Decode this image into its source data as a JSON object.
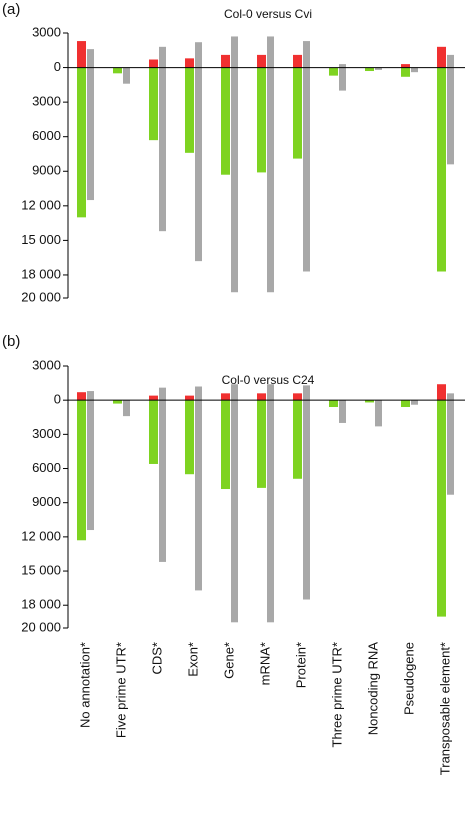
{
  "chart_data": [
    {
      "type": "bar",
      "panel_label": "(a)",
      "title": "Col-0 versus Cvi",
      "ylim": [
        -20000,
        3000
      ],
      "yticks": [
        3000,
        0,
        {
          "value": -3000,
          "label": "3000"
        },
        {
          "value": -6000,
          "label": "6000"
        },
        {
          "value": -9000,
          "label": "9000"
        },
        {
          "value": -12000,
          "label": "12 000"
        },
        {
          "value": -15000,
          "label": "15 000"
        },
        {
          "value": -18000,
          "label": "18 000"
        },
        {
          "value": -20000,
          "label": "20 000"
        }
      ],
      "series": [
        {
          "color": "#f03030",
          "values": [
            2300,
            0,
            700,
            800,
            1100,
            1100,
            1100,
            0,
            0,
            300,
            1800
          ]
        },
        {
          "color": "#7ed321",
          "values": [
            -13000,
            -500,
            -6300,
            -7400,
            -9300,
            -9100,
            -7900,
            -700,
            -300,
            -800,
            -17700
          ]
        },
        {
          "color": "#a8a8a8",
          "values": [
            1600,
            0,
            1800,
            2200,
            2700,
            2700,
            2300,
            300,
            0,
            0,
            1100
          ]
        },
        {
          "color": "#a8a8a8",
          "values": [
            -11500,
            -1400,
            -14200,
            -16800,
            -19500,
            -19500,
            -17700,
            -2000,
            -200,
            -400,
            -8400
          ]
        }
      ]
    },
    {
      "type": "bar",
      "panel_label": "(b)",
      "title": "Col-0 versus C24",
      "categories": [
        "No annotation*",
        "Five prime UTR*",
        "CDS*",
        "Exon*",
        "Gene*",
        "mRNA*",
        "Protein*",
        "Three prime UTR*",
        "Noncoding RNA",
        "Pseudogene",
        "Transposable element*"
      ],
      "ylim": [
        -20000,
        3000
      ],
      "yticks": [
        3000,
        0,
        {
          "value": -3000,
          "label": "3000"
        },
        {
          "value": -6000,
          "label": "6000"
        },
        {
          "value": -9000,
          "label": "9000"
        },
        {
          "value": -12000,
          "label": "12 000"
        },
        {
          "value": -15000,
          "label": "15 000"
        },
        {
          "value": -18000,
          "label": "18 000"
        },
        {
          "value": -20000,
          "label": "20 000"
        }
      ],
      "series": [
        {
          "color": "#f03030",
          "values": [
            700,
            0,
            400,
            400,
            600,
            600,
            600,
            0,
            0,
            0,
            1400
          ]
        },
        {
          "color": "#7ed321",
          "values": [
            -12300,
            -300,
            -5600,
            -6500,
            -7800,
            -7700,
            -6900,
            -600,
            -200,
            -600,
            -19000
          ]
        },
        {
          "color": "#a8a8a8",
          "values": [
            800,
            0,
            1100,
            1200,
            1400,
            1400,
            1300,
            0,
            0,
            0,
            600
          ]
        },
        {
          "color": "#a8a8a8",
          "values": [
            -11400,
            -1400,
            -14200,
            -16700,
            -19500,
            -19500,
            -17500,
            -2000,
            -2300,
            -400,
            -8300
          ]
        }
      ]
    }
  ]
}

* WHAT YOU NEED TO DO: All entries above must be repeated exactly; pictures are to be left out.

* SOLUTION FOR THIS TASK:
Decode this image into its source data as a JSON object.
{
  "chart_data": [
    {
      "type": "bar",
      "panel_label": "(a)",
      "title": "Col-0 versus Cvi",
      "ylim": [
        -20000,
        3000
      ],
      "yticks": [
        3000,
        0,
        {
          "value": -3000,
          "label": "3000"
        },
        {
          "value": -6000,
          "label": "6000"
        },
        {
          "value": -9000,
          "label": "9000"
        },
        {
          "value": -12000,
          "label": "12 000"
        },
        {
          "value": -15000,
          "label": "15 000"
        },
        {
          "value": -18000,
          "label": "18 000"
        },
        {
          "value": -20000,
          "label": "20 000"
        }
      ],
      "series": [
        {
          "color": "#f03030",
          "values": [
            2300,
            0,
            700,
            800,
            1100,
            1100,
            1100,
            0,
            0,
            300,
            1800
          ]
        },
        {
          "color": "#7ed321",
          "values": [
            -13000,
            -500,
            -6300,
            -7400,
            -9300,
            -9100,
            -7900,
            -700,
            -300,
            -800,
            -17700
          ]
        },
        {
          "color": "#a8a8a8",
          "values": [
            1600,
            0,
            1800,
            2200,
            2700,
            2700,
            2300,
            300,
            0,
            0,
            1100
          ]
        },
        {
          "color": "#a8a8a8",
          "values": [
            -11500,
            -1400,
            -14200,
            -16800,
            -19500,
            -19500,
            -17700,
            -2000,
            -200,
            -400,
            -8400
          ]
        }
      ]
    },
    {
      "type": "bar",
      "panel_label": "(b)",
      "title": "Col-0 versus C24",
      "categories": [
        "No annotation*",
        "Five prime UTR*",
        "CDS*",
        "Exon*",
        "Gene*",
        "mRNA*",
        "Protein*",
        "Three prime UTR*",
        "Noncoding RNA",
        "Pseudogene",
        "Transposable element*"
      ],
      "ylim": [
        -20000,
        3000
      ],
      "yticks": [
        3000,
        0,
        {
          "value": -3000,
          "label": "3000"
        },
        {
          "value": -6000,
          "label": "6000"
        },
        {
          "value": -9000,
          "label": "9000"
        },
        {
          "value": -12000,
          "label": "12 000"
        },
        {
          "value": -15000,
          "label": "15 000"
        },
        {
          "value": -18000,
          "label": "18 000"
        },
        {
          "value": -20000,
          "label": "20 000"
        }
      ],
      "series": [
        {
          "color": "#f03030",
          "values": [
            700,
            0,
            400,
            400,
            600,
            600,
            600,
            0,
            0,
            0,
            1400
          ]
        },
        {
          "color": "#7ed321",
          "values": [
            -12300,
            -300,
            -5600,
            -6500,
            -7800,
            -7700,
            -6900,
            -600,
            -200,
            -600,
            -19000
          ]
        },
        {
          "color": "#a8a8a8",
          "values": [
            800,
            0,
            1100,
            1200,
            1400,
            1400,
            1300,
            0,
            0,
            0,
            600
          ]
        },
        {
          "color": "#a8a8a8",
          "values": [
            -11400,
            -1400,
            -14200,
            -16700,
            -19500,
            -19500,
            -17500,
            -2000,
            -2300,
            -400,
            -8300
          ]
        }
      ]
    }
  ]
}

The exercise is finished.